══ Data to process ══

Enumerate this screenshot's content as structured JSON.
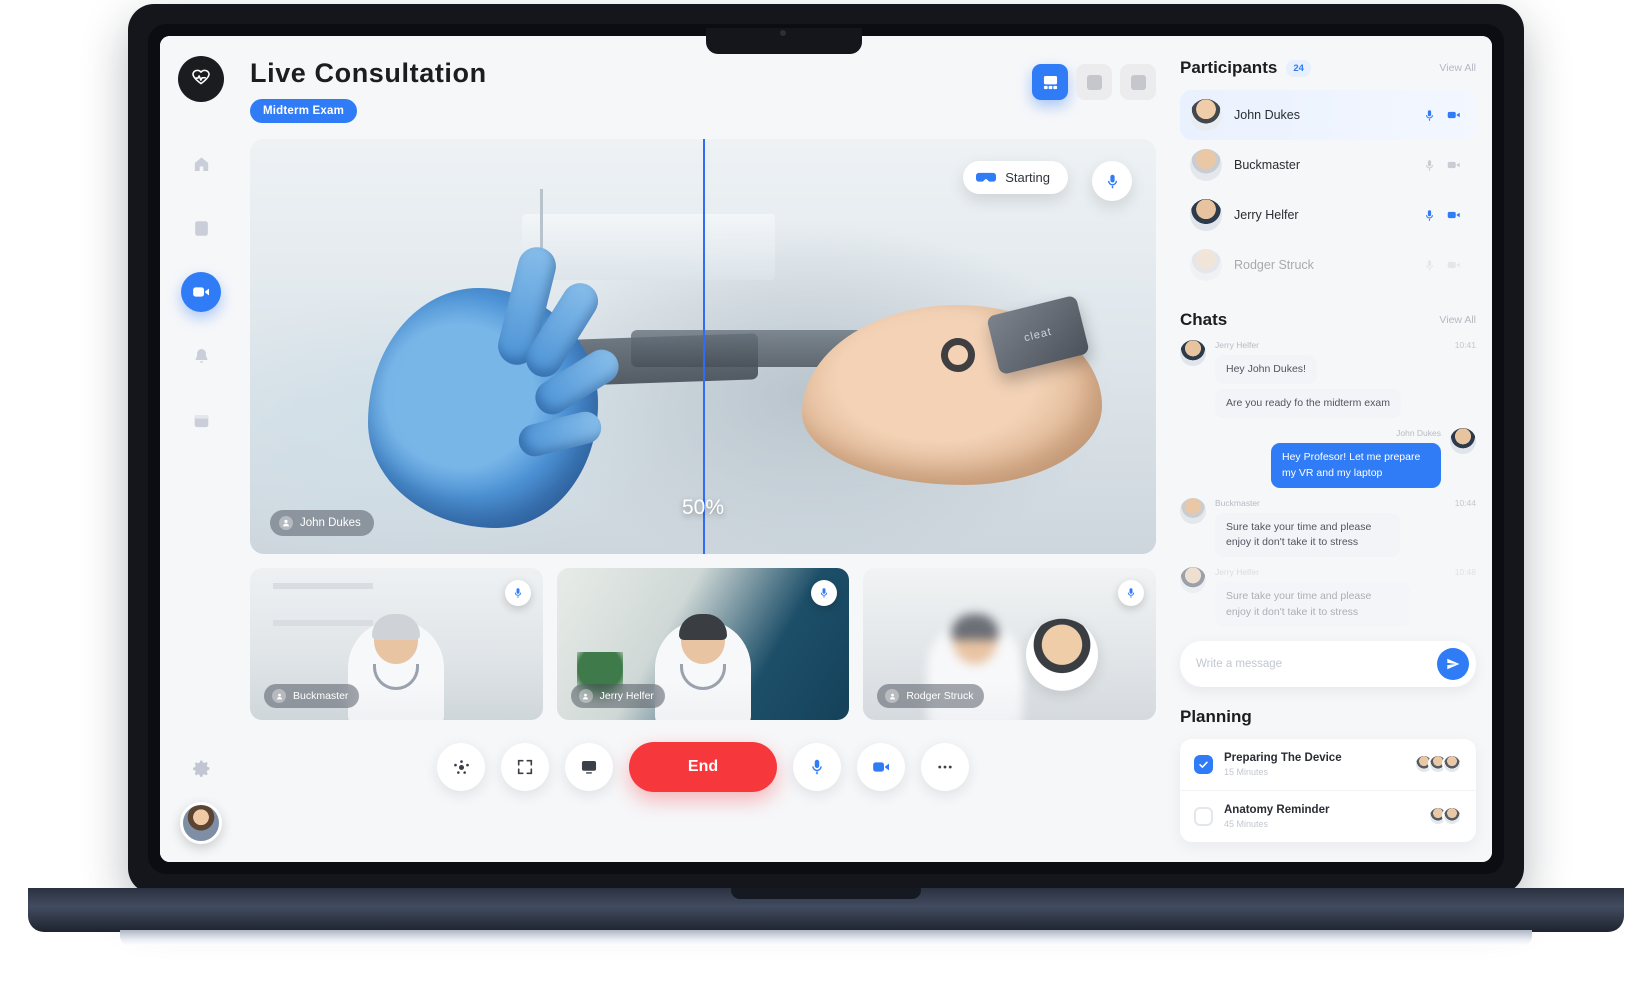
{
  "sidebar": {
    "logo_icon": "heart-pulse-icon",
    "items": [
      {
        "icon": "home-icon",
        "name": "home",
        "active": false
      },
      {
        "icon": "id-card-icon",
        "name": "patients",
        "active": false
      },
      {
        "icon": "video-camera-icon",
        "name": "consultation",
        "active": true
      },
      {
        "icon": "bell-icon",
        "name": "notifications",
        "active": false
      },
      {
        "icon": "calendar-icon",
        "name": "calendar",
        "active": false
      }
    ],
    "settings_icon": "gear-icon",
    "avatar": "user-avatar"
  },
  "header": {
    "title": "Live Consultation",
    "badge": "Midterm Exam",
    "view_toggle": [
      {
        "name": "grid-view",
        "icon": "grid-icon",
        "active": true
      },
      {
        "name": "split-view",
        "icon": "split-icon",
        "active": false
      },
      {
        "name": "single-view",
        "icon": "single-icon",
        "active": false
      }
    ]
  },
  "stage": {
    "status_label": "Starting",
    "status_icon": "vr-headset-icon",
    "mic_icon": "microphone-icon",
    "speaker_name": "John Dukes",
    "split_percent": "50%",
    "device_brand": "cleat"
  },
  "thumbnails": [
    {
      "name": "Buckmaster",
      "mic_icon": "microphone-icon"
    },
    {
      "name": "Jerry Helfer",
      "mic_icon": "microphone-icon"
    },
    {
      "name": "Rodger Struck",
      "mic_icon": "microphone-icon"
    }
  ],
  "controls": [
    {
      "name": "participants-button",
      "icon": "people-icon",
      "label": ""
    },
    {
      "name": "expand-button",
      "icon": "expand-icon",
      "label": ""
    },
    {
      "name": "share-screen-button",
      "icon": "upload-icon",
      "label": ""
    },
    {
      "name": "end-call-button",
      "icon": "",
      "label": "End"
    },
    {
      "name": "microphone-button",
      "icon": "microphone-icon",
      "label": ""
    },
    {
      "name": "camera-button",
      "icon": "video-camera-icon",
      "label": ""
    },
    {
      "name": "more-options-button",
      "icon": "ellipsis-icon",
      "label": ""
    }
  ],
  "participants": {
    "title": "Participants",
    "count": "24",
    "view_all": "View All",
    "list": [
      {
        "name": "John Dukes",
        "active": true,
        "muted": false,
        "mic_icon": "microphone-icon",
        "cam_icon": "video-camera-icon"
      },
      {
        "name": "Buckmaster",
        "active": false,
        "muted": true,
        "mic_icon": "microphone-icon",
        "cam_icon": "video-camera-icon"
      },
      {
        "name": "Jerry Helfer",
        "active": false,
        "muted": false,
        "mic_icon": "microphone-icon",
        "cam_icon": "video-camera-icon"
      },
      {
        "name": "Rodger Struck",
        "active": false,
        "muted": true,
        "offline": true,
        "mic_icon": "microphone-icon",
        "cam_icon": "video-camera-icon"
      }
    ]
  },
  "chats": {
    "title": "Chats",
    "view_all": "View All",
    "messages": [
      {
        "author": "Jerry Helfer",
        "time": "10:41",
        "outgoing": false,
        "faded": false,
        "texts": [
          "Hey John Dukes!",
          "Are you ready fo the midterm exam"
        ]
      },
      {
        "author": "John Dukes",
        "time": "",
        "outgoing": true,
        "faded": false,
        "texts": [
          "Hey Profesor! Let me prepare my VR and my laptop"
        ]
      },
      {
        "author": "Buckmaster",
        "time": "10:44",
        "outgoing": false,
        "faded": false,
        "texts": [
          "Sure take your time and please enjoy it don't take it to stress"
        ]
      },
      {
        "author": "Jerry Helfer",
        "time": "10:48",
        "outgoing": false,
        "faded": true,
        "texts": [
          "Sure take your time and please enjoy it don't take it to stress"
        ]
      }
    ],
    "composer_placeholder": "Write a message",
    "send_icon": "send-icon"
  },
  "planning": {
    "title": "Planning",
    "items": [
      {
        "name": "Preparing The Device",
        "duration": "15 Minutes",
        "checked": true,
        "avatars": 3
      },
      {
        "name": "Anatomy Reminder",
        "duration": "45 Minutes",
        "checked": false,
        "avatars": 2
      }
    ]
  },
  "colors": {
    "accent": "#2f7cf6",
    "danger": "#f6373b",
    "background": "#f6f7f9",
    "surface": "#ffffff"
  }
}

═══

Return a verbatim transcription of the data, omitting all images.

Enumerate this screenshot's content as structured JSON.
{
  "sidebar": {
    "logo_icon": "heart-pulse-icon",
    "items": [
      {
        "icon": "home-icon",
        "name": "home",
        "active": false
      },
      {
        "icon": "id-card-icon",
        "name": "patients",
        "active": false
      },
      {
        "icon": "video-camera-icon",
        "name": "consultation",
        "active": true
      },
      {
        "icon": "bell-icon",
        "name": "notifications",
        "active": false
      },
      {
        "icon": "calendar-icon",
        "name": "calendar",
        "active": false
      }
    ],
    "settings_icon": "gear-icon",
    "avatar": "user-avatar"
  },
  "header": {
    "title": "Live Consultation",
    "badge": "Midterm Exam",
    "view_toggle": [
      {
        "name": "grid-view",
        "icon": "grid-icon",
        "active": true
      },
      {
        "name": "split-view",
        "icon": "split-icon",
        "active": false
      },
      {
        "name": "single-view",
        "icon": "single-icon",
        "active": false
      }
    ]
  },
  "stage": {
    "status_label": "Starting",
    "status_icon": "vr-headset-icon",
    "mic_icon": "microphone-icon",
    "speaker_name": "John Dukes",
    "split_percent": "50%",
    "device_brand": "cleat"
  },
  "thumbnails": [
    {
      "name": "Buckmaster",
      "mic_icon": "microphone-icon"
    },
    {
      "name": "Jerry Helfer",
      "mic_icon": "microphone-icon"
    },
    {
      "name": "Rodger Struck",
      "mic_icon": "microphone-icon"
    }
  ],
  "controls": [
    {
      "name": "participants-button",
      "icon": "people-icon",
      "label": ""
    },
    {
      "name": "expand-button",
      "icon": "expand-icon",
      "label": ""
    },
    {
      "name": "share-screen-button",
      "icon": "upload-icon",
      "label": ""
    },
    {
      "name": "end-call-button",
      "icon": "",
      "label": "End"
    },
    {
      "name": "microphone-button",
      "icon": "microphone-icon",
      "label": ""
    },
    {
      "name": "camera-button",
      "icon": "video-camera-icon",
      "label": ""
    },
    {
      "name": "more-options-button",
      "icon": "ellipsis-icon",
      "label": ""
    }
  ],
  "participants": {
    "title": "Participants",
    "count": "24",
    "view_all": "View All",
    "list": [
      {
        "name": "John Dukes",
        "active": true,
        "muted": false,
        "mic_icon": "microphone-icon",
        "cam_icon": "video-camera-icon"
      },
      {
        "name": "Buckmaster",
        "active": false,
        "muted": true,
        "mic_icon": "microphone-icon",
        "cam_icon": "video-camera-icon"
      },
      {
        "name": "Jerry Helfer",
        "active": false,
        "muted": false,
        "mic_icon": "microphone-icon",
        "cam_icon": "video-camera-icon"
      },
      {
        "name": "Rodger Struck",
        "active": false,
        "muted": true,
        "offline": true,
        "mic_icon": "microphone-icon",
        "cam_icon": "video-camera-icon"
      }
    ]
  },
  "chats": {
    "title": "Chats",
    "view_all": "View All",
    "messages": [
      {
        "author": "Jerry Helfer",
        "time": "10:41",
        "outgoing": false,
        "faded": false,
        "texts": [
          "Hey John Dukes!",
          "Are you ready fo the midterm exam"
        ]
      },
      {
        "author": "John Dukes",
        "time": "",
        "outgoing": true,
        "faded": false,
        "texts": [
          "Hey Profesor! Let me prepare my VR and my laptop"
        ]
      },
      {
        "author": "Buckmaster",
        "time": "10:44",
        "outgoing": false,
        "faded": false,
        "texts": [
          "Sure take your time and please enjoy it don't take it to stress"
        ]
      },
      {
        "author": "Jerry Helfer",
        "time": "10:48",
        "outgoing": false,
        "faded": true,
        "texts": [
          "Sure take your time and please enjoy it don't take it to stress"
        ]
      }
    ],
    "composer_placeholder": "Write a message",
    "send_icon": "send-icon"
  },
  "planning": {
    "title": "Planning",
    "items": [
      {
        "name": "Preparing The Device",
        "duration": "15 Minutes",
        "checked": true,
        "avatars": 3
      },
      {
        "name": "Anatomy Reminder",
        "duration": "45 Minutes",
        "checked": false,
        "avatars": 2
      }
    ]
  },
  "colors": {
    "accent": "#2f7cf6",
    "danger": "#f6373b",
    "background": "#f6f7f9",
    "surface": "#ffffff"
  }
}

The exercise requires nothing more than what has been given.